Task statement ->
Extract the full listing verbatim and drop any pictures from your copy.

Extracted data entries:
★ ★ ★ ★
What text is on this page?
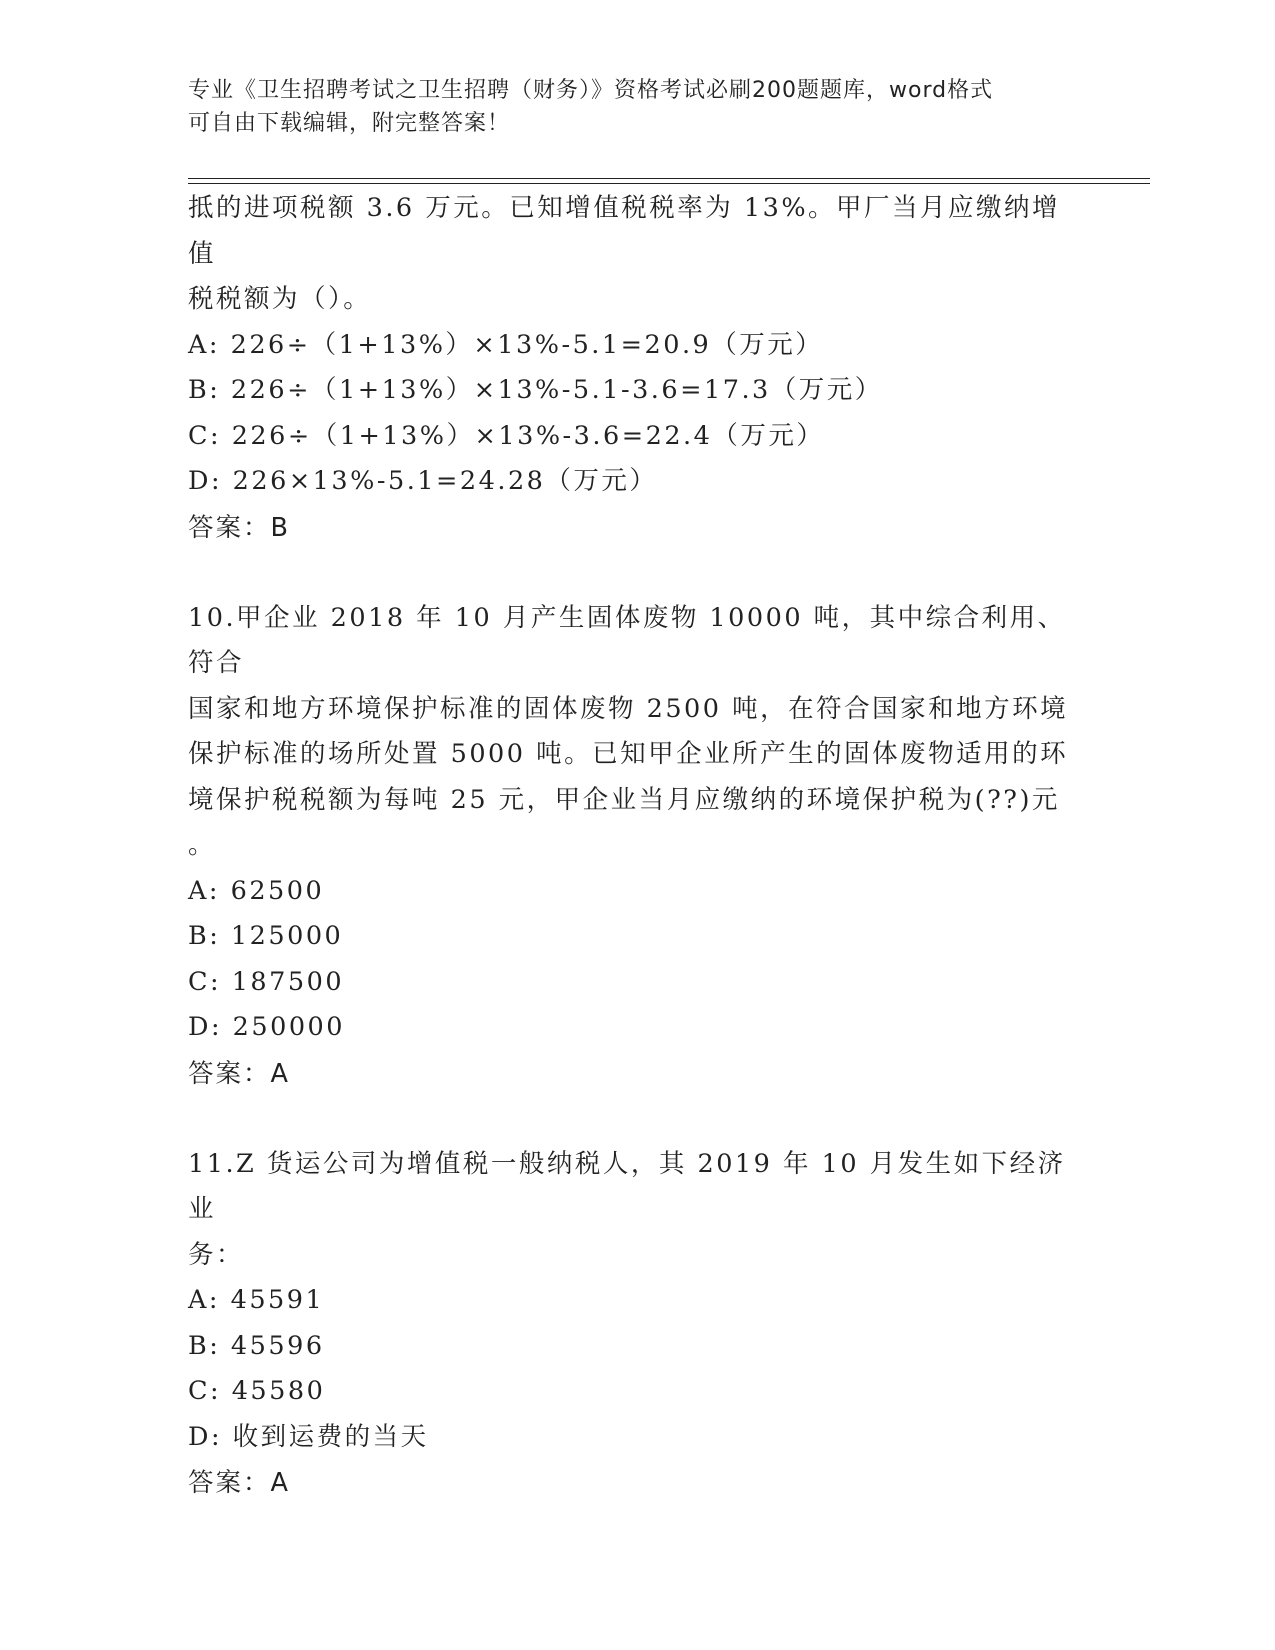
专业《卫生招聘考试之卫生招聘（财务）》资格考试必刷200题题库，word格式
可自由下载编辑，附完整答案！
抵的进项税额 3.6 万元。已知增值税税率为 13%。甲厂当月应缴纳增值
税税额为（）。
A: 226÷（1+13%）×13%-5.1=20.9（万元）
B: 226÷（1+13%）×13%-5.1-3.6=17.3（万元）
C: 226÷（1+13%）×13%-3.6=22.4（万元）
D: 226×13%-5.1=24.28（万元）
答案：B
10.甲企业 2018 年 10 月产生固体废物 10000 吨，其中综合利用、符合
国家和地方环境保护标准的固体废物 2500 吨，在符合国家和地方环境
保护标准的场所处置 5000 吨。已知甲企业所产生的固体废物适用的环
境保护税税额为每吨 25 元，甲企业当月应缴纳的环境保护税为(??)元
。
A: 62500
B: 125000
C: 187500
D: 250000
答案：A
11.Z 货运公司为增值税一般纳税人，其 2019 年 10 月发生如下经济业
务：
A: 45591
B: 45596
C: 45580
D: 收到运费的当天
答案：A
★ ★ ★ ★
Response below ->
What text is on this page?
专业《卫生招聘考试之卫生招聘（财务）》资格考试必刷200题题库，word格式
可自由下载编辑，附完整答案！
抵的进项税额 3.6 万元。已知增值税税率为 13%。甲厂当月应缴纳增值
税税额为（）。
A: 226÷（1+13%）×13%-5.1=20.9（万元）
B: 226÷（1+13%）×13%-5.1-3.6=17.3（万元）
C: 226÷（1+13%）×13%-3.6=22.4（万元）
D: 226×13%-5.1=24.28（万元）
答案：B
10.甲企业 2018 年 10 月产生固体废物 10000 吨，其中综合利用、符合
国家和地方环境保护标准的固体废物 2500 吨，在符合国家和地方环境
保护标准的场所处置 5000 吨。已知甲企业所产生的固体废物适用的环
境保护税税额为每吨 25 元，甲企业当月应缴纳的环境保护税为(??)元
。
A: 62500
B: 125000
C: 187500
D: 250000
答案：A
11.Z 货运公司为增值税一般纳税人，其 2019 年 10 月发生如下经济业
务：
A: 45591
B: 45596
C: 45580
D: 收到运费的当天
答案：A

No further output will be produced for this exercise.